Tax Development Jul 17, 2025

Colorado Court of Appeals Finds Netflix Subscriptions Subject to Sales Tax

On July 3, 2025, a division of the Colorado Court of Appeals held that video subscriptions sold by Netflix, Inc. (“Netflix”) were tangible personal property taxable under the state’s sales tax statute. The decision reversed the district court’s grant of summary judgment, granting a tax refund to Netflix. The case is Netflix, Inc. v. Department of Revenue of the State of Colorado, No. 24CA1019 (Colo. Ct. App., July 3, 2025).

Background Law and Regulations 

Colorado’s sales tax applies to retail sales of tangible personal property, which is defined as “corporeal” personal property per C.R.S. § 39-26-102. The term includes all goods, wares, merchandise, products, and commodities as well as all tangible or corporeal things and substances that are dealt in and capable of being possessed and exchanged. Intangible items such as stocks, bonds, mortgages, and hunting and fishing licenses are not considered tangible personal property. This definition has been used to tax digital goods such as e-books, PDF files, digital newspapers, and digital videos.

A 2021 regulation promulgated by the Department of Revenue (DOR) specified that digital video subscriptions were also subject to sales tax. In July 2021, the Colorado General Assembly amended the sales tax statute to explicitly state that tangible personal property included digital goods. Internet streaming services were included.

Netflix’s Position 

Netflix sells a streaming subscription offering digital videos and games. After the DOR rule was promulgated and the sales tax statute amended, Netflix remitted sales tax and requested a refund of taxes paid. The request was denied, and Netflix appealed to the district court. Netflix argued that the DOR rule conflicted with the previous version of the statute and that the rule and amended statute violated the Colorado Taxpayer’s Bill of Rights by implementing a new tax without voter approval.

The district court sided with Netflix, holding that the streaming service was not tangible personal property because it was not capable of being touched.

:: Aim of the task ::
In the Netflix sales tax article, why did the district court find that the streaming service was not tangible personal property? The lines that follow are not needed.

:: Stored data ::
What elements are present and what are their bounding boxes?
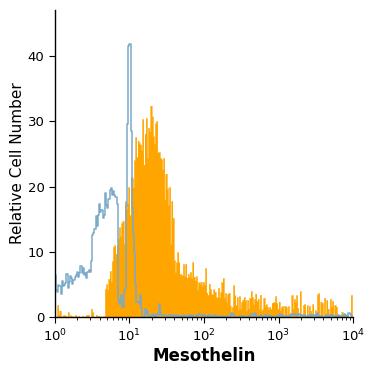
X-axis label: Mesothelin: Mesothelin [152, 347, 256, 365]
Y-axis label: Relative Cell Number: Relative Cell Number [10, 83, 25, 245]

:: Task output ::
It was not capable of being touched.